— Task directions —
Return the records that follow unaltered. Omit every picture.

— Records provided —
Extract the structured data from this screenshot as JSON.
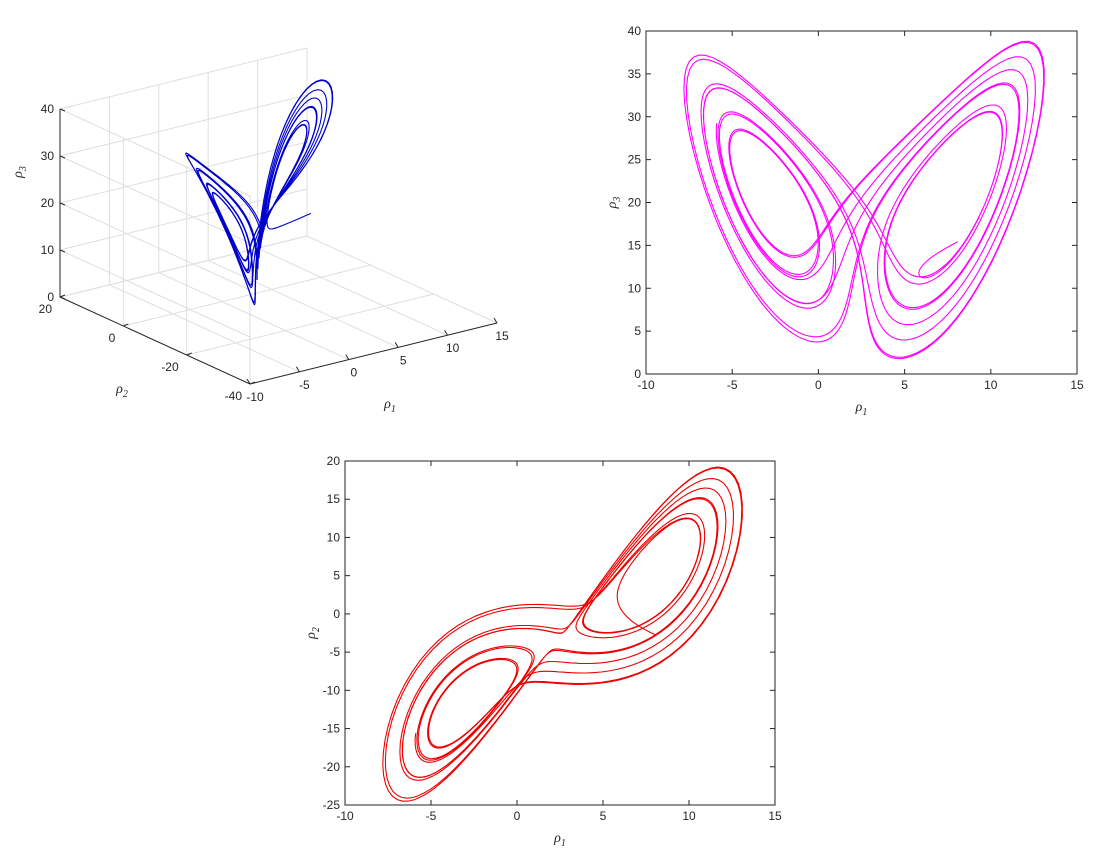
{
  "chart_data": [
    {
      "type": "line",
      "projection": "3d",
      "color": "#0000cc",
      "grid": true,
      "xlabel": "ρ",
      "xlabel_sub": "1",
      "ylabel": "ρ",
      "ylabel_sub": "2",
      "zlabel": "ρ",
      "zlabel_sub": "3",
      "xlim": [
        -10,
        15
      ],
      "ylim": [
        -40,
        20
      ],
      "zlim": [
        0,
        40
      ],
      "xticks": [
        "-10",
        "-5",
        "0",
        "5",
        "10",
        "15"
      ],
      "yticks": [
        "-40",
        "-20",
        "0",
        "20"
      ],
      "zticks": [
        "0",
        "10",
        "20",
        "30",
        "40"
      ]
    },
    {
      "type": "line",
      "color": "#ff00ff",
      "grid": false,
      "xlabel": "ρ",
      "xlabel_sub": "1",
      "ylabel": "ρ",
      "ylabel_sub": "3",
      "xlim": [
        -10,
        15
      ],
      "ylim": [
        0,
        40
      ],
      "xticks": [
        "-10",
        "-5",
        "0",
        "5",
        "10",
        "15"
      ],
      "yticks": [
        "0",
        "5",
        "10",
        "15",
        "20",
        "25",
        "30",
        "35",
        "40"
      ]
    },
    {
      "type": "line",
      "color": "#ee0000",
      "grid": false,
      "xlabel": "ρ",
      "xlabel_sub": "1",
      "ylabel": "ρ",
      "ylabel_sub": "2",
      "xlim": [
        -10,
        15
      ],
      "ylim": [
        -25,
        20
      ],
      "xticks": [
        "-10",
        "-5",
        "0",
        "5",
        "10",
        "15"
      ],
      "yticks": [
        "-25",
        "-20",
        "-15",
        "-10",
        "-5",
        "0",
        "5",
        "10",
        "15",
        "20"
      ]
    }
  ]
}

— Answer in full —
Extract the structured data from this screenshot as JSON.
{
  "chart_data": [
    {
      "type": "line",
      "projection": "3d",
      "color": "#0000cc",
      "grid": true,
      "xlabel": "ρ",
      "xlabel_sub": "1",
      "ylabel": "ρ",
      "ylabel_sub": "2",
      "zlabel": "ρ",
      "zlabel_sub": "3",
      "xlim": [
        -10,
        15
      ],
      "ylim": [
        -40,
        20
      ],
      "zlim": [
        0,
        40
      ],
      "xticks": [
        "-10",
        "-5",
        "0",
        "5",
        "10",
        "15"
      ],
      "yticks": [
        "-40",
        "-20",
        "0",
        "20"
      ],
      "zticks": [
        "0",
        "10",
        "20",
        "30",
        "40"
      ]
    },
    {
      "type": "line",
      "color": "#ff00ff",
      "grid": false,
      "xlabel": "ρ",
      "xlabel_sub": "1",
      "ylabel": "ρ",
      "ylabel_sub": "3",
      "xlim": [
        -10,
        15
      ],
      "ylim": [
        0,
        40
      ],
      "xticks": [
        "-10",
        "-5",
        "0",
        "5",
        "10",
        "15"
      ],
      "yticks": [
        "0",
        "5",
        "10",
        "15",
        "20",
        "25",
        "30",
        "35",
        "40"
      ]
    },
    {
      "type": "line",
      "color": "#ee0000",
      "grid": false,
      "xlabel": "ρ",
      "xlabel_sub": "1",
      "ylabel": "ρ",
      "ylabel_sub": "2",
      "xlim": [
        -10,
        15
      ],
      "ylim": [
        -25,
        20
      ],
      "xticks": [
        "-10",
        "-5",
        "0",
        "5",
        "10",
        "15"
      ],
      "yticks": [
        "-25",
        "-20",
        "-15",
        "-10",
        "-5",
        "0",
        "5",
        "10",
        "15",
        "20"
      ]
    }
  ]
}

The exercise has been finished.